Layout dataset entries:
-----
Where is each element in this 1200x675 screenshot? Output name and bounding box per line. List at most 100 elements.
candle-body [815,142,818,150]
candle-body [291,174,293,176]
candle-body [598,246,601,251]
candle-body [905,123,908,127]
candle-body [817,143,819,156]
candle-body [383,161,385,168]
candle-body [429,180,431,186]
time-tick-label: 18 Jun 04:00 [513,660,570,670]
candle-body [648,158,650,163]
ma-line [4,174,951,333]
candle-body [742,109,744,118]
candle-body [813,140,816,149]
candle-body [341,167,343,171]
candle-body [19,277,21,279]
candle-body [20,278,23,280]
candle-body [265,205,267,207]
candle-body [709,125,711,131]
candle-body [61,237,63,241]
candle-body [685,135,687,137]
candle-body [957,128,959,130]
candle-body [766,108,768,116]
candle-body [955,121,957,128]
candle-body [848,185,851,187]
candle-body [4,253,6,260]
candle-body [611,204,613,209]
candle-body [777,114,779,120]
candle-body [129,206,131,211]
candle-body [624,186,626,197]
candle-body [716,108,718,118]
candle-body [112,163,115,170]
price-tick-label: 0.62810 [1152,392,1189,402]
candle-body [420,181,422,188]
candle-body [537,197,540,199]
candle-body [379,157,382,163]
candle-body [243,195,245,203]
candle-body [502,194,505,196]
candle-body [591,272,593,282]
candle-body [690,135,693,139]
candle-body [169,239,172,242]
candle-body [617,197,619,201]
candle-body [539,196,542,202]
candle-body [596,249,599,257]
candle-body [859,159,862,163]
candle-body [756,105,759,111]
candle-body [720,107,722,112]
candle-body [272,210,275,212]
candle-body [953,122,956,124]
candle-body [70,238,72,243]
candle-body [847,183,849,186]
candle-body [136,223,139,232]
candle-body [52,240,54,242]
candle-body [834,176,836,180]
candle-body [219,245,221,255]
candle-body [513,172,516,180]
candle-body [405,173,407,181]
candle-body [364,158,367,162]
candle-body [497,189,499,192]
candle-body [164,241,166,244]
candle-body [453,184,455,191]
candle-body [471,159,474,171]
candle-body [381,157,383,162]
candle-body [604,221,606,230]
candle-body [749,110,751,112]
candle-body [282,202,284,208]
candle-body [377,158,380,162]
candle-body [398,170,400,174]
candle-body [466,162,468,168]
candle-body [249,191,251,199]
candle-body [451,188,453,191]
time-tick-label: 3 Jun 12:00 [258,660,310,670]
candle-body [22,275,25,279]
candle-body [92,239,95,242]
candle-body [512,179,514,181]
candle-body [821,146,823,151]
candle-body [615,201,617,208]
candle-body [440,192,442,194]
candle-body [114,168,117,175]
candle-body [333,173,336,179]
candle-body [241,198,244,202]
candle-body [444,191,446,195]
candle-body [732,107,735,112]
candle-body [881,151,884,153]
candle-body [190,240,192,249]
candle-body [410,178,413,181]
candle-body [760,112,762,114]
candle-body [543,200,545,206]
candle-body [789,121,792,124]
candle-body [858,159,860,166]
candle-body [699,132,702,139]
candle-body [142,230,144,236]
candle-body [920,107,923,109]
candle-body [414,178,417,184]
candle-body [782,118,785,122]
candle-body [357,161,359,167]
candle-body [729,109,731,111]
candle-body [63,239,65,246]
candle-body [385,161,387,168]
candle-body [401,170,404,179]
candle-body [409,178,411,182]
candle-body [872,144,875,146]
-----
- [Stated goal]:
Copy the records line for line, from the first line through the line that contains "candle-body [955,121,957,128]", including both ends.

- [Final result]:
Where is each element in this 1200x675 screenshot? Output name and bounding box per line. List at most 100 elements.
candle-body [815,142,818,150]
candle-body [291,174,293,176]
candle-body [598,246,601,251]
candle-body [905,123,908,127]
candle-body [817,143,819,156]
candle-body [383,161,385,168]
candle-body [429,180,431,186]
time-tick-label: 18 Jun 04:00 [513,660,570,670]
candle-body [648,158,650,163]
ma-line [4,174,951,333]
candle-body [742,109,744,118]
candle-body [813,140,816,149]
candle-body [341,167,343,171]
candle-body [19,277,21,279]
candle-body [20,278,23,280]
candle-body [265,205,267,207]
candle-body [709,125,711,131]
candle-body [61,237,63,241]
candle-body [685,135,687,137]
candle-body [957,128,959,130]
candle-body [766,108,768,116]
candle-body [955,121,957,128]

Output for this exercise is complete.